* WORK REQUIRED:
Exactly reproduce the entries, dropping any pictures from your copy.
════
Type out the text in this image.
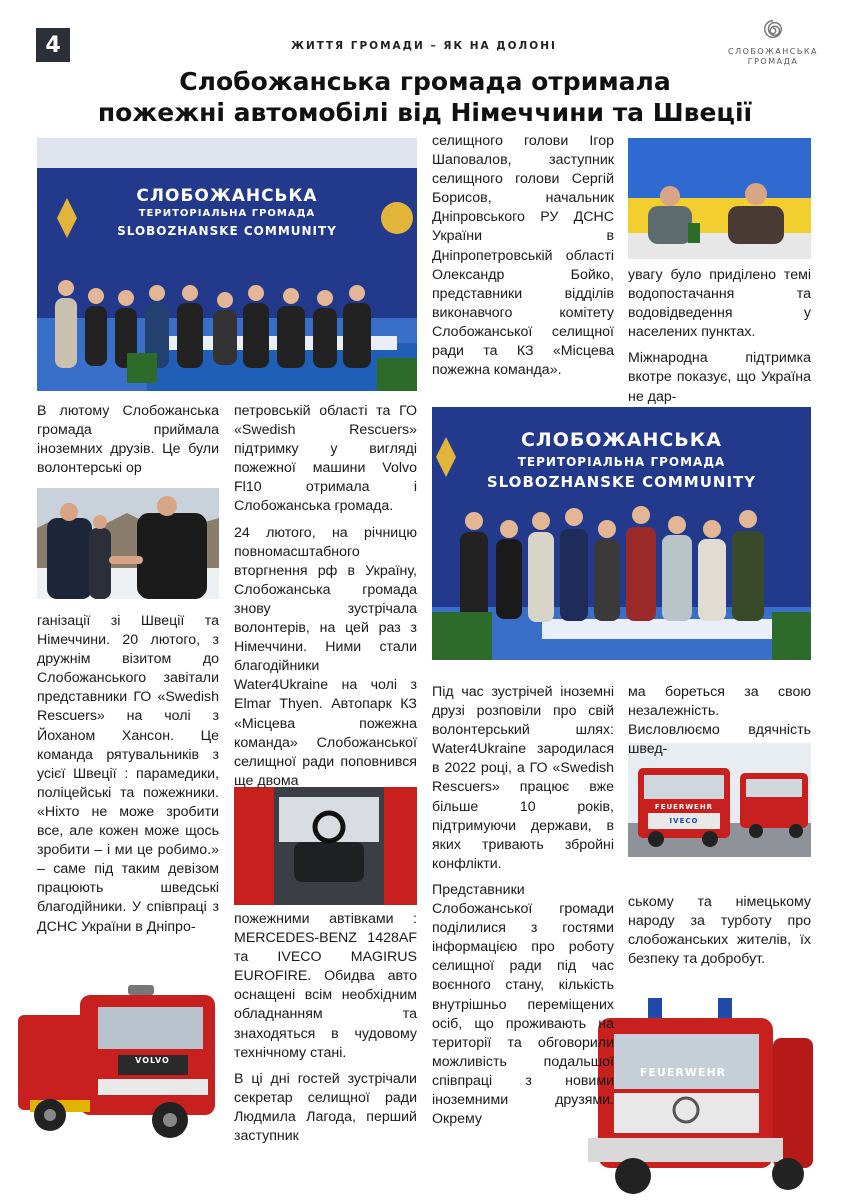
4	ЖИТТЯ ГРОМАДИ – ЯК НА ДОЛОНІ	СЛОБОЖАНСЬКА
ГРОМАДА
Слобожанська громада отримала
пожежні автомобілі від Німеччини та Швеції
СЛОБОЖАНСЬКА
ТЕРИТОРІАЛЬНА ГРОМАДА
SLOBOZHANSKE COMMUNITY
СЛОБОЖАНСЬКА
ТЕРИТОРІАЛЬНА ГРОМАДА
SLOBOZHANSKE COMMUNITY
FEUERWEHR
IVECO
VOLVO
FEUERWEHR
В лютому Слобожанська громада приймала іноземних друзів. Це були волонтерські ор
ганізації зі Швеції та Німеччини. 20 лютого, з дружнім візитом до Слобожанського завітали представники ГО «Swedish Rescuers» на чолі з Йоханом Хансон. Це команда рятувальників з усієї Швеції : парамедики, поліцейські та пожежники. «Ніхто не може зробити все, але кожен може щось зробити – і ми це робимо.» – саме під таким девізом працюють шведські благодійники. У співпраці з ДСНС України в Дніпро-

петровській області та ГО «Swedish Rescuers» підтримку у вигляді пожежної машини Volvo Fl10 отримала і Слобожанська громада.

24 лютого, на річницю повномасштабного вторгнення рф в Україну, Слобожанська громада знову зустрічала волонтерів, на цей раз з Німеччини. Ними стали благодійники Water4Ukraine на чолі з Elmar Thyen. Автопарк КЗ «Місцева пожежна команда» Слобожанської селищної ради поповнився ще двома

пожежними автівками : MERCEDES-BENZ 1428AF та IVECO MAGIRUS EUROFIRE. Обидва авто оснащені всім необхідним обладнанням та знаходяться в чудовому технічному стані.

В ці дні гостей зустрічали секретар селищної ради Людмила Лагода, перший заступник

селищного голови Ігор Шаповалов, заступник селищного голови Сергій Борисов, начальник Дніпровського РУ ДСНС України в Дніпропетровській області Олександр Бойко, представники відділів виконавчого комітету Слобожанської селищної ради та КЗ «Місцева пожежна команда».

Під час зустрічей іноземні друзі розповіли про свій волонтерський шлях: Water4Ukraine зародилася в 2022 році, а ГО «Swedish Rescuers» працює вже більше 10 років, підтримуючи держави, в яких тривають збройні конфлікти.

Представники Слобожанської громади поділилися з гостями інформацією про роботу селищної ради під час воєнного стану, кількість внутрішньо переміщених осіб, що проживають на території та обговорили можливість подальшої співпраці з новими іноземними друзями. Окрему

увагу було приділено темі водопостачання та водовідведення у населених пунктах.

Міжнародна підтримка вкотре показує, що Україна не дар-

ма бореться за свою незалежність. Висловлюємо вдячність швед-
ському та німецькому народу за турботу про слобожанських жителів, їх безпеку та добробут.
════
* TASK RESULT:
Type out the text in this image.
4	ЖИТТЯ ГРОМАДИ – ЯК НА ДОЛОНІ	СЛОБОЖАНСЬКА
ГРОМАДА
Слобожанська громада отримала
пожежні автомобілі від Німеччини та Швеції
СЛОБОЖАНСЬКА
ТЕРИТОРІАЛЬНА ГРОМАДА
SLOBOZHANSKE COMMUNITY
СЛОБОЖАНСЬКА
ТЕРИТОРІАЛЬНА ГРОМАДА
SLOBOZHANSKE COMMUNITY
FEUERWEHR
IVECO
VOLVO
FEUERWEHR
В лютому Слобожанська громада приймала іноземних друзів. Це були волонтерські ор
ганізації зі Швеції та Німеччини. 20 лютого, з дружнім візитом до Слобожанського завітали представники ГО «Swedish Rescuers» на чолі з Йоханом Хансон. Це команда рятувальників з усієї Швеції : парамедики, поліцейські та пожежники. «Ніхто не може зробити все, але кожен може щось зробити – і ми це робимо.» – саме під таким девізом працюють шведські благодійники. У співпраці з ДСНС України в Дніпро-

петровській області та ГО «Swedish Rescuers» підтримку у вигляді пожежної машини Volvo Fl10 отримала і Слобожанська громада.

24 лютого, на річницю повномасштабного вторгнення рф в Україну, Слобожанська громада знову зустрічала волонтерів, на цей раз з Німеччини. Ними стали благодійники Water4Ukraine на чолі з Elmar Thyen. Автопарк КЗ «Місцева пожежна команда» Слобожанської селищної ради поповнився ще двома

пожежними автівками : MERCEDES-BENZ 1428AF та IVECO MAGIRUS EUROFIRE. Обидва авто оснащені всім необхідним обладнанням та знаходяться в чудовому технічному стані.

В ці дні гостей зустрічали секретар селищної ради Людмила Лагода, перший заступник

селищного голови Ігор Шаповалов, заступник селищного голови Сергій Борисов, начальник Дніпровського РУ ДСНС України в Дніпропетровській області Олександр Бойко, представники відділів виконавчого комітету Слобожанської селищної ради та КЗ «Місцева пожежна команда».

Під час зустрічей іноземні друзі розповіли про свій волонтерський шлях: Water4Ukraine зародилася в 2022 році, а ГО «Swedish Rescuers» працює вже більше 10 років, підтримуючи держави, в яких тривають збройні конфлікти.

Представники Слобожанської громади поділилися з гостями інформацією про роботу селищної ради під час воєнного стану, кількість внутрішньо переміщених осіб, що проживають на території та обговорили можливість подальшої співпраці з новими іноземними друзями. Окрему

увагу було приділено темі водопостачання та водовідведення у населених пунктах.

Міжнародна підтримка вкотре показує, що Україна не дар-

ма бореться за свою незалежність. Висловлюємо вдячність швед-
ському та німецькому народу за турботу про слобожанських жителів, їх безпеку та добробут.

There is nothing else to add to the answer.